→ **Short task**: Repeat the whole listing exactly as written.

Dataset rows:
-- Start --

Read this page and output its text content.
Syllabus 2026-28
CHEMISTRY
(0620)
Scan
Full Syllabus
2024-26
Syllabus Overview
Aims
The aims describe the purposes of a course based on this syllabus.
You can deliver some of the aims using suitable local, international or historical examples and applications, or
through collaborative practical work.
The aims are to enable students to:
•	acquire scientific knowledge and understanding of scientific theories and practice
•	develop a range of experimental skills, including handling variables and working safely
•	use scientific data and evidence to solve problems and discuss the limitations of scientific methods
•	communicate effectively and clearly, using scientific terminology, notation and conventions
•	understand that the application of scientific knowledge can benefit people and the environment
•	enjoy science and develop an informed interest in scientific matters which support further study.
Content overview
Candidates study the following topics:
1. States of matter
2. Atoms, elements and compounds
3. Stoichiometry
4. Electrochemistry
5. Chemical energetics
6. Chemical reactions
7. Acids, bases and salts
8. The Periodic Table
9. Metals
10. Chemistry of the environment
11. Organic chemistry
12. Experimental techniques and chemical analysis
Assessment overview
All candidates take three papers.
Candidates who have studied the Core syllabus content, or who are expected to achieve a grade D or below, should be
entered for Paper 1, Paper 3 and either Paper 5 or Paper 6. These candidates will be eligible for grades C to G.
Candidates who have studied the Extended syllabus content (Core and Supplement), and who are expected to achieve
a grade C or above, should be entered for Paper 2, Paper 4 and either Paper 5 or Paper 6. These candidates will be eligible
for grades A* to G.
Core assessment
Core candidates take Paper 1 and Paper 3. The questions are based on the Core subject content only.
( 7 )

-- End --

→ **Response to this exercise**:
Read this page and output its text content.
Syllabus 2026-28
CHEMISTRY
(0620)
Scan
Full Syllabus
2024-26
Syllabus Overview
Aims
The aims describe the purposes of a course based on this syllabus.
You can deliver some of the aims using suitable local, international or historical examples and applications, or
through collaborative practical work.
The aims are to enable students to:
•	acquire scientific knowledge and understanding of scientific theories and practice
•	develop a range of experimental skills, including handling variables and working safely
•	use scientific data and evidence to solve problems and discuss the limitations of scientific methods
•	communicate effectively and clearly, using scientific terminology, notation and conventions
•	understand that the application of scientific knowledge can benefit people and the environment
•	enjoy science and develop an informed interest in scientific matters which support further study.
Content overview
Candidates study the following topics:
1. States of matter
2. Atoms, elements and compounds
3. Stoichiometry
4. Electrochemistry
5. Chemical energetics
6. Chemical reactions
7. Acids, bases and salts
8. The Periodic Table
9. Metals
10. Chemistry of the environment
11. Organic chemistry
12. Experimental techniques and chemical analysis
Assessment overview
All candidates take three papers.
Candidates who have studied the Core syllabus content, or who are expected to achieve a grade D or below, should be
entered for Paper 1, Paper 3 and either Paper 5 or Paper 6. These candidates will be eligible for grades C to G.
Candidates who have studied the Extended syllabus content (Core and Supplement), and who are expected to achieve
a grade C or above, should be entered for Paper 2, Paper 4 and either Paper 5 or Paper 6. These candidates will be eligible
for grades A* to G.
Core assessment
Core candidates take Paper 1 and Paper 3. The questions are based on the Core subject content only.
( 7 )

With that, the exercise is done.